| Task requirements |
Reproduce the full listing that appears beneath this instruction exactly.

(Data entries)
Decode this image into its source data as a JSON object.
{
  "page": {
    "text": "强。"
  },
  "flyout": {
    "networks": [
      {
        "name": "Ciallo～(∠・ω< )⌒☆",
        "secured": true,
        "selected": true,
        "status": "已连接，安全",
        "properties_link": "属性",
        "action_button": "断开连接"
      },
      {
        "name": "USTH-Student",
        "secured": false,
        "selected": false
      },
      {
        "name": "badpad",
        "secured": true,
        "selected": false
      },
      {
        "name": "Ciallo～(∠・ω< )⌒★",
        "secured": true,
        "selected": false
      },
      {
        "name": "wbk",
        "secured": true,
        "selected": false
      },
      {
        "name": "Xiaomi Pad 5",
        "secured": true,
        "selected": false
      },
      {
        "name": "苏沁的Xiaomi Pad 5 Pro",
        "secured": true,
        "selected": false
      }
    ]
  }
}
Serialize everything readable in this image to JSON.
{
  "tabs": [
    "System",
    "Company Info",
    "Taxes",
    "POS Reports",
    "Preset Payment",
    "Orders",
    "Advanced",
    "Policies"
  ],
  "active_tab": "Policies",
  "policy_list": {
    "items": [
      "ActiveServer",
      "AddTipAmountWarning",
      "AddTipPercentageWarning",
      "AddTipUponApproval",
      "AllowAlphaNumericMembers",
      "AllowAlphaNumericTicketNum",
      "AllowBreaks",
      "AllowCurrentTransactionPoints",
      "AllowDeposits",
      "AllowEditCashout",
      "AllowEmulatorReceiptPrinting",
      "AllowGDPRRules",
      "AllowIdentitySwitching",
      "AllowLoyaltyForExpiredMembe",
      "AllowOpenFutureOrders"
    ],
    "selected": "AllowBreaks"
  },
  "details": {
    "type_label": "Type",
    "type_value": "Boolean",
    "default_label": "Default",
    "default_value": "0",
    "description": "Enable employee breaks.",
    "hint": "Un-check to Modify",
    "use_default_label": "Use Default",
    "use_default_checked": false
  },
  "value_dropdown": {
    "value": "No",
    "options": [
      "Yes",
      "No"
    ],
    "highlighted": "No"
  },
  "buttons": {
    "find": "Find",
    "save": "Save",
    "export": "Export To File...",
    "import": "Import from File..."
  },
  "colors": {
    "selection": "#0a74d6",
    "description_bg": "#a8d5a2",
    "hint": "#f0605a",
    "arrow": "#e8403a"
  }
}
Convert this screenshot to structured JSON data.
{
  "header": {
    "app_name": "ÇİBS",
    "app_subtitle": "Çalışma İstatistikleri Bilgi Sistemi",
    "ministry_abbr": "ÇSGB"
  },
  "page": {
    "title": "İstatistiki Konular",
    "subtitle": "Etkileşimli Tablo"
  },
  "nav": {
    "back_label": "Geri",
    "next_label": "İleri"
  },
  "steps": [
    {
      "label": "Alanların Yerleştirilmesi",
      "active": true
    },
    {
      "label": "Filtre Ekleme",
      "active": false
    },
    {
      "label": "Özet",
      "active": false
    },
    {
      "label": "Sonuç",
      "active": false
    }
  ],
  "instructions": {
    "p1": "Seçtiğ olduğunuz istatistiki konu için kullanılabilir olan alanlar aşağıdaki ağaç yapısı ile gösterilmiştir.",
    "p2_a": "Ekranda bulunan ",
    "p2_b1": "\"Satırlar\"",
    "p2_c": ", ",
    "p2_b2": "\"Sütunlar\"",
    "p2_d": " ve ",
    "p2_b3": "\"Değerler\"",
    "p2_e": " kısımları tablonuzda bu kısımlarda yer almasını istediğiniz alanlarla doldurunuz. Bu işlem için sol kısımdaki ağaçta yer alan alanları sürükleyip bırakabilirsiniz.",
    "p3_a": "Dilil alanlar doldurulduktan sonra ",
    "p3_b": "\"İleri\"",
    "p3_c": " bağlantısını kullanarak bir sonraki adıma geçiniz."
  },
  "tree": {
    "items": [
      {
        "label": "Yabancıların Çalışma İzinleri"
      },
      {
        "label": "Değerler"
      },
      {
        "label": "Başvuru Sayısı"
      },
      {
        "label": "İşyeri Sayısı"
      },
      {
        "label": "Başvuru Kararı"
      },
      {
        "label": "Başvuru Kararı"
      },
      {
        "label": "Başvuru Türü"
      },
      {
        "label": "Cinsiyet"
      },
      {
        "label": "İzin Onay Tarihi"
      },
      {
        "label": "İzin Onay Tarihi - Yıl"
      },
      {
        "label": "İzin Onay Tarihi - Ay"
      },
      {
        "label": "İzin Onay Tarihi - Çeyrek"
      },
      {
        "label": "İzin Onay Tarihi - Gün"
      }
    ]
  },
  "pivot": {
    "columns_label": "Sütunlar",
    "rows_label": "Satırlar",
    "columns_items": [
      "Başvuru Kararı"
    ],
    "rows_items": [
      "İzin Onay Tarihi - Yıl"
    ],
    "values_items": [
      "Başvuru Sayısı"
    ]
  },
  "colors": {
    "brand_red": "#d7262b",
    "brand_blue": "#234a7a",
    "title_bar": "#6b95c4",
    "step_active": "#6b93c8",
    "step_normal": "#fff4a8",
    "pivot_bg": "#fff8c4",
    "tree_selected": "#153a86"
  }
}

| Task response |
Decode this image into its source data as a JSON object.
{
  "page": {
    "text": "强。"
  },
  "flyout": {
    "networks": [
      {
        "name": "Ciallo～(∠・ω< )⌒☆",
        "secured": true,
        "selected": true,
        "status": "已连接，安全",
        "properties_link": "属性",
        "action_button": "断开连接"
      },
      {
        "name": "USTH-Student",
        "secured": false,
        "selected": false
      },
      {
        "name": "badpad",
        "secured": true,
        "selected": false
      },
      {
        "name": "Ciallo～(∠・ω< )⌒★",
        "secured": true,
        "selected": false
      },
      {
        "name": "wbk",
        "secured": true,
        "selected": false
      },
      {
        "name": "Xiaomi Pad 5",
        "secured": true,
        "selected": false
      },
      {
        "name": "苏沁的Xiaomi Pad 5 Pro",
        "secured": true,
        "selected": false
      }
    ]
  }
}
Serialize everything readable in this image to JSON.
{
  "tabs": [
    "System",
    "Company Info",
    "Taxes",
    "POS Reports",
    "Preset Payment",
    "Orders",
    "Advanced",
    "Policies"
  ],
  "active_tab": "Policies",
  "policy_list": {
    "items": [
      "ActiveServer",
      "AddTipAmountWarning",
      "AddTipPercentageWarning",
      "AddTipUponApproval",
      "AllowAlphaNumericMembers",
      "AllowAlphaNumericTicketNum",
      "AllowBreaks",
      "AllowCurrentTransactionPoints",
      "AllowDeposits",
      "AllowEditCashout",
      "AllowEmulatorReceiptPrinting",
      "AllowGDPRRules",
      "AllowIdentitySwitching",
      "AllowLoyaltyForExpiredMembe",
      "AllowOpenFutureOrders"
    ],
    "selected": "AllowBreaks"
  },
  "details": {
    "type_label": "Type",
    "type_value": "Boolean",
    "default_label": "Default",
    "default_value": "0",
    "description": "Enable employee breaks.",
    "hint": "Un-check to Modify",
    "use_default_label": "Use Default",
    "use_default_checked": false
  },
  "value_dropdown": {
    "value": "No",
    "options": [
      "Yes",
      "No"
    ],
    "highlighted": "No"
  },
  "buttons": {
    "find": "Find",
    "save": "Save",
    "export": "Export To File...",
    "import": "Import from File..."
  },
  "colors": {
    "selection": "#0a74d6",
    "description_bg": "#a8d5a2",
    "hint": "#f0605a",
    "arrow": "#e8403a"
  }
}
Convert this screenshot to structured JSON data.
{
  "header": {
    "app_name": "ÇİBS",
    "app_subtitle": "Çalışma İstatistikleri Bilgi Sistemi",
    "ministry_abbr": "ÇSGB"
  },
  "page": {
    "title": "İstatistiki Konular",
    "subtitle": "Etkileşimli Tablo"
  },
  "nav": {
    "back_label": "Geri",
    "next_label": "İleri"
  },
  "steps": [
    {
      "label": "Alanların Yerleştirilmesi",
      "active": true
    },
    {
      "label": "Filtre Ekleme",
      "active": false
    },
    {
      "label": "Özet",
      "active": false
    },
    {
      "label": "Sonuç",
      "active": false
    }
  ],
  "instructions": {
    "p1": "Seçtiğ olduğunuz istatistiki konu için kullanılabilir olan alanlar aşağıdaki ağaç yapısı ile gösterilmiştir.",
    "p2_a": "Ekranda bulunan ",
    "p2_b1": "\"Satırlar\"",
    "p2_c": ", ",
    "p2_b2": "\"Sütunlar\"",
    "p2_d": " ve ",
    "p2_b3": "\"Değerler\"",
    "p2_e": " kısımları tablonuzda bu kısımlarda yer almasını istediğiniz alanlarla doldurunuz. Bu işlem için sol kısımdaki ağaçta yer alan alanları sürükleyip bırakabilirsiniz.",
    "p3_a": "Dilil alanlar doldurulduktan sonra ",
    "p3_b": "\"İleri\"",
    "p3_c": " bağlantısını kullanarak bir sonraki adıma geçiniz."
  },
  "tree": {
    "items": [
      {
        "label": "Yabancıların Çalışma İzinleri"
      },
      {
        "label": "Değerler"
      },
      {
        "label": "Başvuru Sayısı"
      },
      {
        "label": "İşyeri Sayısı"
      },
      {
        "label": "Başvuru Kararı"
      },
      {
        "label": "Başvuru Kararı"
      },
      {
        "label": "Başvuru Türü"
      },
      {
        "label": "Cinsiyet"
      },
      {
        "label": "İzin Onay Tarihi"
      },
      {
        "label": "İzin Onay Tarihi - Yıl"
      },
      {
        "label": "İzin Onay Tarihi - Ay"
      },
      {
        "label": "İzin Onay Tarihi - Çeyrek"
      },
      {
        "label": "İzin Onay Tarihi - Gün"
      }
    ]
  },
  "pivot": {
    "columns_label": "Sütunlar",
    "rows_label": "Satırlar",
    "columns_items": [
      "Başvuru Kararı"
    ],
    "rows_items": [
      "İzin Onay Tarihi - Yıl"
    ],
    "values_items": [
      "Başvuru Sayısı"
    ]
  },
  "colors": {
    "brand_red": "#d7262b",
    "brand_blue": "#234a7a",
    "title_bar": "#6b95c4",
    "step_active": "#6b93c8",
    "step_normal": "#fff4a8",
    "pivot_bg": "#fff8c4",
    "tree_selected": "#153a86"
  }
}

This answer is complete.